Count how many lines in this material contain "date". The answer is that number alone.

— Begin Exercise material —

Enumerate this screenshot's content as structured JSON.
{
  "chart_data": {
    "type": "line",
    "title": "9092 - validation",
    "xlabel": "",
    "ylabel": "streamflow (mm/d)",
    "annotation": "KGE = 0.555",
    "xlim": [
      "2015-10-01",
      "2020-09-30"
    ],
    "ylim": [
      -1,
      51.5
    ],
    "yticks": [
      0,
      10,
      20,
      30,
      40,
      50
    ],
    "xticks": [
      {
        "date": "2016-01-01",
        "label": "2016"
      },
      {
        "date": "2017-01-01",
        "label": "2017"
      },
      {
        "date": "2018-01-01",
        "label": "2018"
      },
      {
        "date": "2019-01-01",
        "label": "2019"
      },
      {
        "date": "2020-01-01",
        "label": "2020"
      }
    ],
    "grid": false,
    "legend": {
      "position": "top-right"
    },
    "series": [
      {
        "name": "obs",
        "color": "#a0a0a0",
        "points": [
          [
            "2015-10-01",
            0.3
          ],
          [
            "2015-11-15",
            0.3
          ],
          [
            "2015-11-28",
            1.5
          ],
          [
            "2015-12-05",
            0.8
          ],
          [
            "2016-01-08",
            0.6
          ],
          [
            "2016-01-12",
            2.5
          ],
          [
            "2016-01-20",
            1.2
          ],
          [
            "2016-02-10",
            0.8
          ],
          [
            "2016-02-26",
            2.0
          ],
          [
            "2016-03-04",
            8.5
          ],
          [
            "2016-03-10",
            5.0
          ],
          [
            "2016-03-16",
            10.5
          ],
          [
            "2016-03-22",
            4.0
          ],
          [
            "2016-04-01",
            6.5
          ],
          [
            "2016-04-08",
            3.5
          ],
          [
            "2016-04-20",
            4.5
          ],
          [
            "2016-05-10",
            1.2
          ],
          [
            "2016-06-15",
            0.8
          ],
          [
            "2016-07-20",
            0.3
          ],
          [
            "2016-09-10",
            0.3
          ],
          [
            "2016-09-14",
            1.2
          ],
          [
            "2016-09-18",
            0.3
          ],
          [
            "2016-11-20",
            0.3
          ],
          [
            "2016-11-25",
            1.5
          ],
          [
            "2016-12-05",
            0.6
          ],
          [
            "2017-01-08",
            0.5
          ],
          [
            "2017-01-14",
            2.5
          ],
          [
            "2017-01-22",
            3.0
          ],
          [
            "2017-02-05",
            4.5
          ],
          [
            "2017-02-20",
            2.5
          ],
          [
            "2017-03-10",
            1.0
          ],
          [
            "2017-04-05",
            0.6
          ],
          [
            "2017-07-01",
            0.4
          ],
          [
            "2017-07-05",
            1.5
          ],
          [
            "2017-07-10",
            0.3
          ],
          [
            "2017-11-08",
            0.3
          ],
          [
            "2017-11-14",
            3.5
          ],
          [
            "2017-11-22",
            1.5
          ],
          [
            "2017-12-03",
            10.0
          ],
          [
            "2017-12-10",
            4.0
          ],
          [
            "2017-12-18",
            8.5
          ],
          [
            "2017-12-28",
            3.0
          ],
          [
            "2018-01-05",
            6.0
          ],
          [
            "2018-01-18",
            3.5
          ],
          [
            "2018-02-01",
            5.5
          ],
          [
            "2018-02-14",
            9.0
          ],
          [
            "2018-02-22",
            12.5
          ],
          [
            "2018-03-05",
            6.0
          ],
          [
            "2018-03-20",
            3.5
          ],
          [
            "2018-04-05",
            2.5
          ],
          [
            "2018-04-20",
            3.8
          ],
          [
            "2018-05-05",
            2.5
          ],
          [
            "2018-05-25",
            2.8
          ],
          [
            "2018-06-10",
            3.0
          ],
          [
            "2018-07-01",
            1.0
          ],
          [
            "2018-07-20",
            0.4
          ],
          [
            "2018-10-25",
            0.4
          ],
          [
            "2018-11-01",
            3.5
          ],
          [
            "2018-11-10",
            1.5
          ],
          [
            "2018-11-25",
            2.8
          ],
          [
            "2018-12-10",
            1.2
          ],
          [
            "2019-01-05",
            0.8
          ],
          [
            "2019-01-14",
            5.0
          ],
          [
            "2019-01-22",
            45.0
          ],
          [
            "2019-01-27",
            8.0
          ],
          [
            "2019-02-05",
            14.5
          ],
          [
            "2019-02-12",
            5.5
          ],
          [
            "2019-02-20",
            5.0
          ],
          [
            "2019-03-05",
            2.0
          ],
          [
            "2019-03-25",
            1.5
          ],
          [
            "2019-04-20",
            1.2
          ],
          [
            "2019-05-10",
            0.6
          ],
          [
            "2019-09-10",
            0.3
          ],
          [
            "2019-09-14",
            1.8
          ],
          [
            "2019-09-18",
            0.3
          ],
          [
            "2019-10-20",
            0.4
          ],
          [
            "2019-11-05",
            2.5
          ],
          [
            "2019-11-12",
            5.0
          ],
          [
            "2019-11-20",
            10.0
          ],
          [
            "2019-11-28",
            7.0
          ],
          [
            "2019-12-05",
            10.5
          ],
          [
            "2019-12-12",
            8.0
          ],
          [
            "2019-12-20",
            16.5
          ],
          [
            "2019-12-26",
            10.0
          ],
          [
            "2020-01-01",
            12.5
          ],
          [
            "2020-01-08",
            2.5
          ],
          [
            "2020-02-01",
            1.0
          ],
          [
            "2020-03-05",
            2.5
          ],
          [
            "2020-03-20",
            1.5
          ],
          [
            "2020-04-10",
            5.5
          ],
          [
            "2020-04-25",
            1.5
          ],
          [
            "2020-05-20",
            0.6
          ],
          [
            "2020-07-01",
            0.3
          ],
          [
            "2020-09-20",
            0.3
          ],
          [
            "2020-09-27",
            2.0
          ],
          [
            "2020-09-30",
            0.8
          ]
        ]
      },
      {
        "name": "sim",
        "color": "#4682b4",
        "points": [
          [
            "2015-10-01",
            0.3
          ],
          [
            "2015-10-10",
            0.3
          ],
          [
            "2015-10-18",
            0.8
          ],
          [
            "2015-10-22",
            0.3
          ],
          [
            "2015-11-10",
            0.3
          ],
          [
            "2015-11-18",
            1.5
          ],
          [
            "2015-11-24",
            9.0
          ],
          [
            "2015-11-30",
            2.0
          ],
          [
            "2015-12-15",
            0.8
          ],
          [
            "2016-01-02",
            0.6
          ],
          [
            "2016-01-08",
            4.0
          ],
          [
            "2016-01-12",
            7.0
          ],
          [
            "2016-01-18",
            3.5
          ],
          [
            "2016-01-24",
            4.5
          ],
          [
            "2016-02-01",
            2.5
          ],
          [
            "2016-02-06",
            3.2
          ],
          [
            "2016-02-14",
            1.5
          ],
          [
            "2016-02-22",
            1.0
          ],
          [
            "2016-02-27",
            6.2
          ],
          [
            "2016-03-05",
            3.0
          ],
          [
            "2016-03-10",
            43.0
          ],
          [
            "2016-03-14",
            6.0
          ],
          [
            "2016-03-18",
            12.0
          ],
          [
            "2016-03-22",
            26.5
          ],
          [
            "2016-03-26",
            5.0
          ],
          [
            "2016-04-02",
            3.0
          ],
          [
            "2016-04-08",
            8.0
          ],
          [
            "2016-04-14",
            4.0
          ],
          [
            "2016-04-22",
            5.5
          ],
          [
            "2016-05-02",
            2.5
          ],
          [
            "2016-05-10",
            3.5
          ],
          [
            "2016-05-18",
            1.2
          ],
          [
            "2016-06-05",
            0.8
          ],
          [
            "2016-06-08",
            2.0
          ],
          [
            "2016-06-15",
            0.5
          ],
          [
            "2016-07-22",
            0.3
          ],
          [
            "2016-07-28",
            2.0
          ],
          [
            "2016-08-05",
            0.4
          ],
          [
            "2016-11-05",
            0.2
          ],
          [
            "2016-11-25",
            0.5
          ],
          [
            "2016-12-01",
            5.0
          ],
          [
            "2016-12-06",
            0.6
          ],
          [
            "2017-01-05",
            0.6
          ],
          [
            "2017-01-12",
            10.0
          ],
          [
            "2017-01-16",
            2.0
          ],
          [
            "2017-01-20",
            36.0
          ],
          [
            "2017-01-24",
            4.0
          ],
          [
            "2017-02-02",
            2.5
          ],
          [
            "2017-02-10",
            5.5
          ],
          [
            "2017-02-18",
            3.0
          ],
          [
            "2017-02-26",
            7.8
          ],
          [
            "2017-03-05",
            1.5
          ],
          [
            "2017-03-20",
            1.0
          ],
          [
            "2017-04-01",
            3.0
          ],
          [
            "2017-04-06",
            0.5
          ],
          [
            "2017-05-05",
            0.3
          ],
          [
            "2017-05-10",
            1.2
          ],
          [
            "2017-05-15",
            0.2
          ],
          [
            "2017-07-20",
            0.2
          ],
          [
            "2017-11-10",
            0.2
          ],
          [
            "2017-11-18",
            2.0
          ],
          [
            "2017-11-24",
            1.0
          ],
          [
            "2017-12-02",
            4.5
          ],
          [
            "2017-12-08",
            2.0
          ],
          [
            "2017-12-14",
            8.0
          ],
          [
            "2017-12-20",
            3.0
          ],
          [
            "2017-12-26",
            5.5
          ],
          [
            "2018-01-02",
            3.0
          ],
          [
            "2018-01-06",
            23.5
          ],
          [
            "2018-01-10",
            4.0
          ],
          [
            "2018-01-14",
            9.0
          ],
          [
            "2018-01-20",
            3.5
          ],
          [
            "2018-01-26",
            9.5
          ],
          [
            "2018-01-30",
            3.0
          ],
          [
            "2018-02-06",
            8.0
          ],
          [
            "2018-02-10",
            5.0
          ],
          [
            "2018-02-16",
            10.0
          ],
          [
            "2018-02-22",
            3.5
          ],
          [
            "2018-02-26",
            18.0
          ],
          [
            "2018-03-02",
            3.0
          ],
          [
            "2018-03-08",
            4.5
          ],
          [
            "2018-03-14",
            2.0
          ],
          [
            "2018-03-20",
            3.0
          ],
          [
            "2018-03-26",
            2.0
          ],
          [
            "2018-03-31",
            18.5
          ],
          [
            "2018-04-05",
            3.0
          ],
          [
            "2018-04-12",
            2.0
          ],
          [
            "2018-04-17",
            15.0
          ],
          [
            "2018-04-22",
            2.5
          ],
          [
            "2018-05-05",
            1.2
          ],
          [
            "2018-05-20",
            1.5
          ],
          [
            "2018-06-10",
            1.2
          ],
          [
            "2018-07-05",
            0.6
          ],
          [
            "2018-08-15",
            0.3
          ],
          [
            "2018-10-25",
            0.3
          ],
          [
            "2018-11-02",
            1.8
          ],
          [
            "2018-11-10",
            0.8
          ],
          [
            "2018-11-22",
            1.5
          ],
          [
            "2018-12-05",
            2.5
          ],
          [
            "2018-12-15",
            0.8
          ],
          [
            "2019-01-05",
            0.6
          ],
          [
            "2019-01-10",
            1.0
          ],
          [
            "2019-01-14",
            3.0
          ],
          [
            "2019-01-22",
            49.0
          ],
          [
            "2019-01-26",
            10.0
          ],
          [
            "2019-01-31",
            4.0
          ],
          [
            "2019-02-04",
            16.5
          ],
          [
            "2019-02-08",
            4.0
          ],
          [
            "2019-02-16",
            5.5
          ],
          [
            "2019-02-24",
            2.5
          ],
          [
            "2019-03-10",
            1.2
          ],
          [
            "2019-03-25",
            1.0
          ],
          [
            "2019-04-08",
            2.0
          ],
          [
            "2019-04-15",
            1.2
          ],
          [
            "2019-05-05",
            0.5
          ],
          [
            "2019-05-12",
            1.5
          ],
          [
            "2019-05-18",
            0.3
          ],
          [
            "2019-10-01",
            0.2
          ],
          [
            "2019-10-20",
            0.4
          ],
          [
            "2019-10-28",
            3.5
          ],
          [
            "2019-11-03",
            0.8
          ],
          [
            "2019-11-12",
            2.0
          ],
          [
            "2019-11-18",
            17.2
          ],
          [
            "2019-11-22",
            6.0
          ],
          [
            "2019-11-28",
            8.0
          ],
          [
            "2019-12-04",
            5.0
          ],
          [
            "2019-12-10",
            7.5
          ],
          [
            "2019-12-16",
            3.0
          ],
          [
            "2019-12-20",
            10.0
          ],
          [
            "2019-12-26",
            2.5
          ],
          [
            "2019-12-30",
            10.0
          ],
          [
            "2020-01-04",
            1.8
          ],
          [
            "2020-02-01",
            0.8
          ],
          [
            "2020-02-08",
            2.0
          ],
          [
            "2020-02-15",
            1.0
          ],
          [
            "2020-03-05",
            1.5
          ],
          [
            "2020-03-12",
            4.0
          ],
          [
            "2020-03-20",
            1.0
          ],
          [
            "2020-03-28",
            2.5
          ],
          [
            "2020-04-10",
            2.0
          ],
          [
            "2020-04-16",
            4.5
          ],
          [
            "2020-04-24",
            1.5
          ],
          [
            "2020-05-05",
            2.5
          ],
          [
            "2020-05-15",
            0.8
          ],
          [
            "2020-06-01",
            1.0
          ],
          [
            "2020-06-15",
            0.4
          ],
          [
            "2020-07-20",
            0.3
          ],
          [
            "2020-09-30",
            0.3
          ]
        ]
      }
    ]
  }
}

— End Exercise material —

**Result of this exercise**
5